The problem – Transcribe the whole listing without a single picture.
------------------------------
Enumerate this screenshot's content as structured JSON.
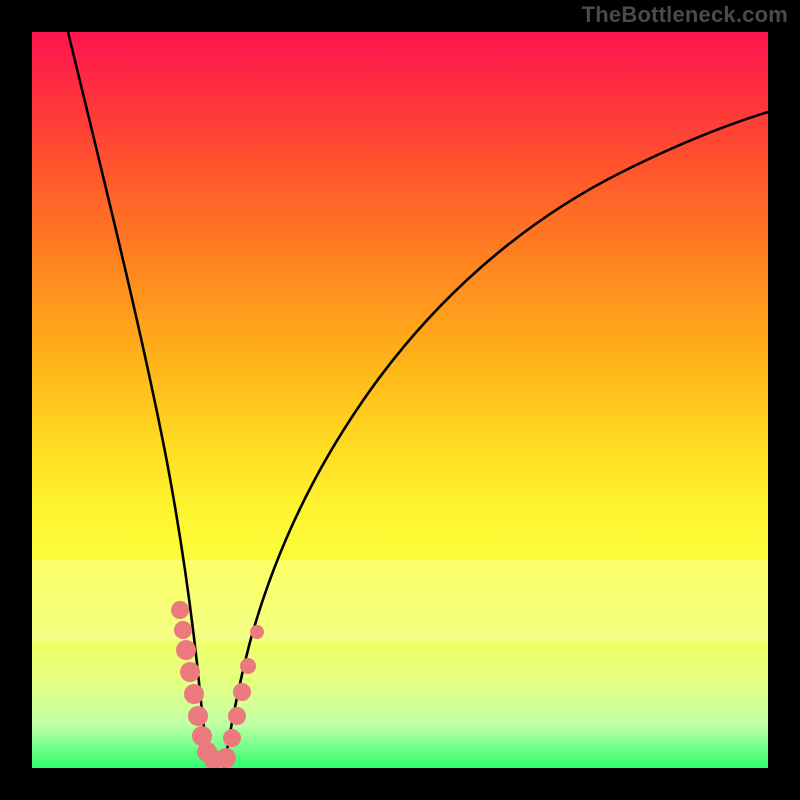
{
  "watermark": "TheBottleneck.com",
  "chart_data": {
    "type": "line",
    "title": "",
    "xlabel": "",
    "ylabel": "",
    "xlim": [
      0,
      100
    ],
    "ylim": [
      0,
      100
    ],
    "series": [
      {
        "name": "left-curve",
        "x": [
          5,
          7,
          10,
          13,
          15,
          17,
          18.5,
          20,
          21,
          22,
          22.5,
          23
        ],
        "y": [
          100,
          80,
          58,
          42,
          33,
          24,
          18,
          13,
          9,
          5,
          3,
          0
        ]
      },
      {
        "name": "right-curve",
        "x": [
          25,
          26,
          27,
          28.5,
          30,
          32,
          35,
          40,
          47,
          56,
          68,
          82,
          100
        ],
        "y": [
          0,
          4,
          8,
          13,
          18,
          25,
          33,
          44,
          55,
          65,
          74,
          81,
          87
        ]
      }
    ],
    "markers": {
      "name": "highlighted-points",
      "color": "#ea7a7d",
      "points_xy": [
        [
          19.2,
          21.5
        ],
        [
          19.8,
          19
        ],
        [
          20.3,
          16.5
        ],
        [
          20.8,
          14
        ],
        [
          21.5,
          10.5
        ],
        [
          22.1,
          7.5
        ],
        [
          22.6,
          5
        ],
        [
          23,
          3
        ],
        [
          23.4,
          1.8
        ],
        [
          24.8,
          1.6
        ],
        [
          26.2,
          5
        ],
        [
          26.9,
          8
        ],
        [
          27.6,
          11
        ],
        [
          28.4,
          14
        ],
        [
          29.6,
          19
        ]
      ]
    },
    "gradient_stops": [
      {
        "pos": 0.0,
        "color": "#ff1450"
      },
      {
        "pos": 0.5,
        "color": "#ffd720"
      },
      {
        "pos": 1.0,
        "color": "#2fff70"
      }
    ],
    "pale_band_y": [
      18,
      28
    ]
  }
}
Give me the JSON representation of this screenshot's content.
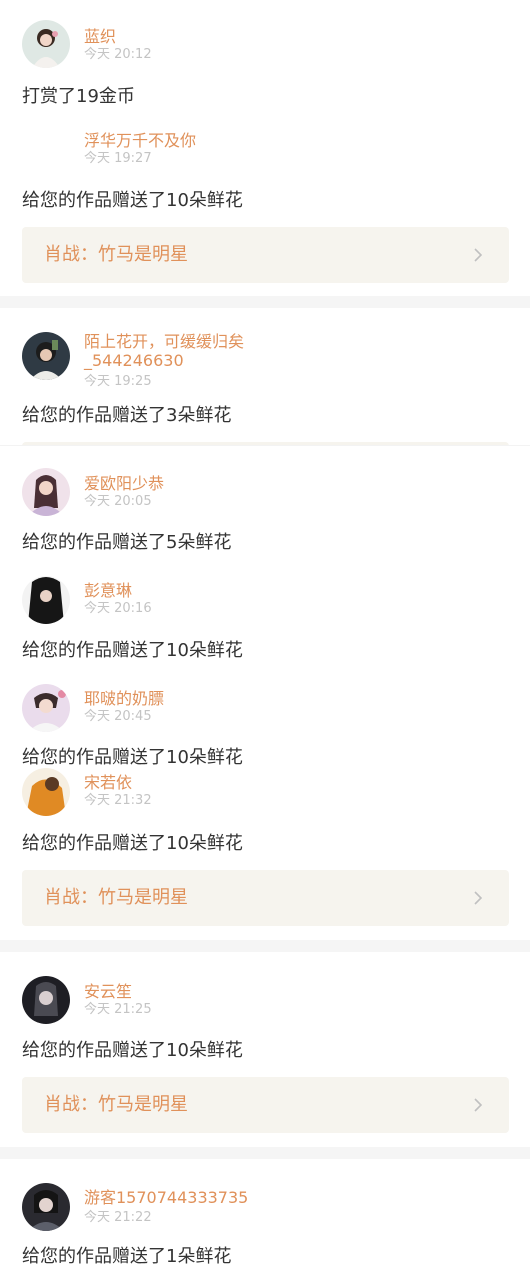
{
  "colors": {
    "accent": "#e0915a",
    "muted": "#c4c4c4",
    "text": "#333333",
    "work_bg": "#f6f4ee",
    "separator": "#f5f5f5"
  },
  "icons": {
    "chevron": "chevron-right-icon"
  },
  "card1": {
    "e1": {
      "name": "蓝织",
      "time": "今天 20:12",
      "message": "打赏了19金币"
    },
    "e2": {
      "name": "浮华万千不及你",
      "time": "今天 19:27",
      "message": "给您的作品赠送了10朵鲜花"
    },
    "work": {
      "title": "肖战：竹马是明星"
    }
  },
  "card2": {
    "e1": {
      "name_line1": "陌上花开，可缓缓归矣",
      "name_line2": "_544246630",
      "time": "今天 19:25",
      "message": "给您的作品赠送了3朵鲜花"
    }
  },
  "card3": {
    "e1": {
      "name": "爱欧阳少恭",
      "time": "今天 20:05",
      "message": "给您的作品赠送了5朵鲜花"
    },
    "e2": {
      "name": "彭意琳",
      "time": "今天 20:16",
      "message": "给您的作品赠送了10朵鲜花"
    },
    "e3": {
      "name": "耶啵的奶膘",
      "time": "今天 20:45",
      "message": "给您的作品赠送了10朵鲜花"
    },
    "e4": {
      "name": "宋若依",
      "time": "今天 21:32",
      "message": "给您的作品赠送了10朵鲜花"
    },
    "work": {
      "title": "肖战：竹马是明星"
    }
  },
  "card4": {
    "e1": {
      "name": "安云笙",
      "time": "今天 21:25",
      "message": "给您的作品赠送了10朵鲜花"
    },
    "work": {
      "title": "肖战：竹马是明星"
    }
  },
  "card5": {
    "e1": {
      "name": "游客1570744333735",
      "time": "今天 21:22",
      "message": "给您的作品赠送了1朵鲜花"
    }
  }
}
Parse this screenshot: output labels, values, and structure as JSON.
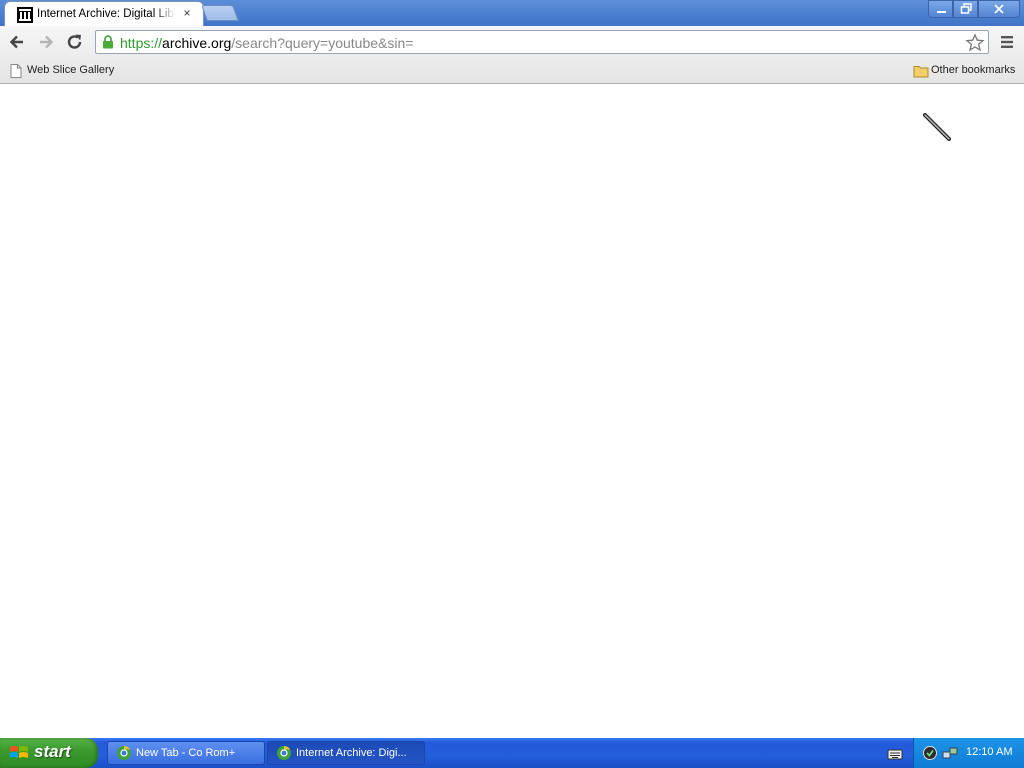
------------------------------
Task answer –
Enumerate this screenshot's content as structured JSON.
{
  "watermark": "TheBottleneck.com",
  "chart_data": {
    "type": "line",
    "title": "",
    "xlabel": "",
    "ylabel": "",
    "xlim": [
      0,
      100
    ],
    "ylim": [
      0,
      100
    ],
    "series": [
      {
        "name": "left-curve",
        "x": [
          5,
          7,
          10,
          13,
          15,
          17,
          18.5,
          20,
          21,
          22,
          22.5,
          23
        ],
        "y": [
          100,
          80,
          58,
          42,
          33,
          24,
          18,
          13,
          9,
          5,
          3,
          0
        ]
      },
      {
        "name": "right-curve",
        "x": [
          25,
          26,
          27,
          28.5,
          30,
          32,
          35,
          40,
          47,
          56,
          68,
          82,
          100
        ],
        "y": [
          0,
          4,
          8,
          13,
          18,
          25,
          33,
          44,
          55,
          65,
          74,
          81,
          87
        ]
      }
    ],
    "markers": {
      "name": "highlighted-points",
      "color": "#ea7a7d",
      "points_xy": [
        [
          19.2,
          21.5
        ],
        [
          19.8,
          19
        ],
        [
          20.3,
          16.5
        ],
        [
          20.8,
          14
        ],
        [
          21.5,
          10.5
        ],
        [
          22.1,
          7.5
        ],
        [
          22.6,
          5
        ],
        [
          23,
          3
        ],
        [
          23.4,
          1.8
        ],
        [
          24.8,
          1.6
        ],
        [
          26.2,
          5
        ],
        [
          26.9,
          8
        ],
        [
          27.6,
          11
        ],
        [
          28.4,
          14
        ],
        [
          29.6,
          19
        ]
      ]
    },
    "gradient_stops": [
      {
        "pos": 0.0,
        "color": "#ff1450"
      },
      {
        "pos": 0.5,
        "color": "#ffd720"
      },
      {
        "pos": 1.0,
        "color": "#2fff70"
      }
    ],
    "pale_band_y": [
      18,
      28
    ]
  }
}
Give me the JSON representation of this screenshot's content.
{
  "colors": {
    "accent": "#e0915a",
    "muted": "#c4c4c4",
    "text": "#333333",
    "work_bg": "#f6f4ee",
    "separator": "#f5f5f5"
  },
  "icons": {
    "chevron": "chevron-right-icon"
  },
  "card1": {
    "e1": {
      "name": "蓝织",
      "time": "今天 20:12",
      "message": "打赏了19金币"
    },
    "e2": {
      "name": "浮华万千不及你",
      "time": "今天 19:27",
      "message": "给您的作品赠送了10朵鲜花"
    },
    "work": {
      "title": "肖战：竹马是明星"
    }
  },
  "card2": {
    "e1": {
      "name_line1": "陌上花开，可缓缓归矣",
      "name_line2": "_544246630",
      "time": "今天 19:25",
      "message": "给您的作品赠送了3朵鲜花"
    }
  },
  "card3": {
    "e1": {
      "name": "爱欧阳少恭",
      "time": "今天 20:05",
      "message": "给您的作品赠送了5朵鲜花"
    },
    "e2": {
      "name": "彭意琳",
      "time": "今天 20:16",
      "message": "给您的作品赠送了10朵鲜花"
    },
    "e3": {
      "name": "耶啵的奶膘",
      "time": "今天 20:45",
      "message": "给您的作品赠送了10朵鲜花"
    },
    "e4": {
      "name": "宋若依",
      "time": "今天 21:32",
      "message": "给您的作品赠送了10朵鲜花"
    },
    "work": {
      "title": "肖战：竹马是明星"
    }
  },
  "card4": {
    "e1": {
      "name": "安云笙",
      "time": "今天 21:25",
      "message": "给您的作品赠送了10朵鲜花"
    },
    "work": {
      "title": "肖战：竹马是明星"
    }
  },
  "card5": {
    "e1": {
      "name": "游客1570744333735",
      "time": "今天 21:22",
      "message": "给您的作品赠送了1朵鲜花"
    }
  }
}
Parse this screenshot: output labels, values, and structure as JSON.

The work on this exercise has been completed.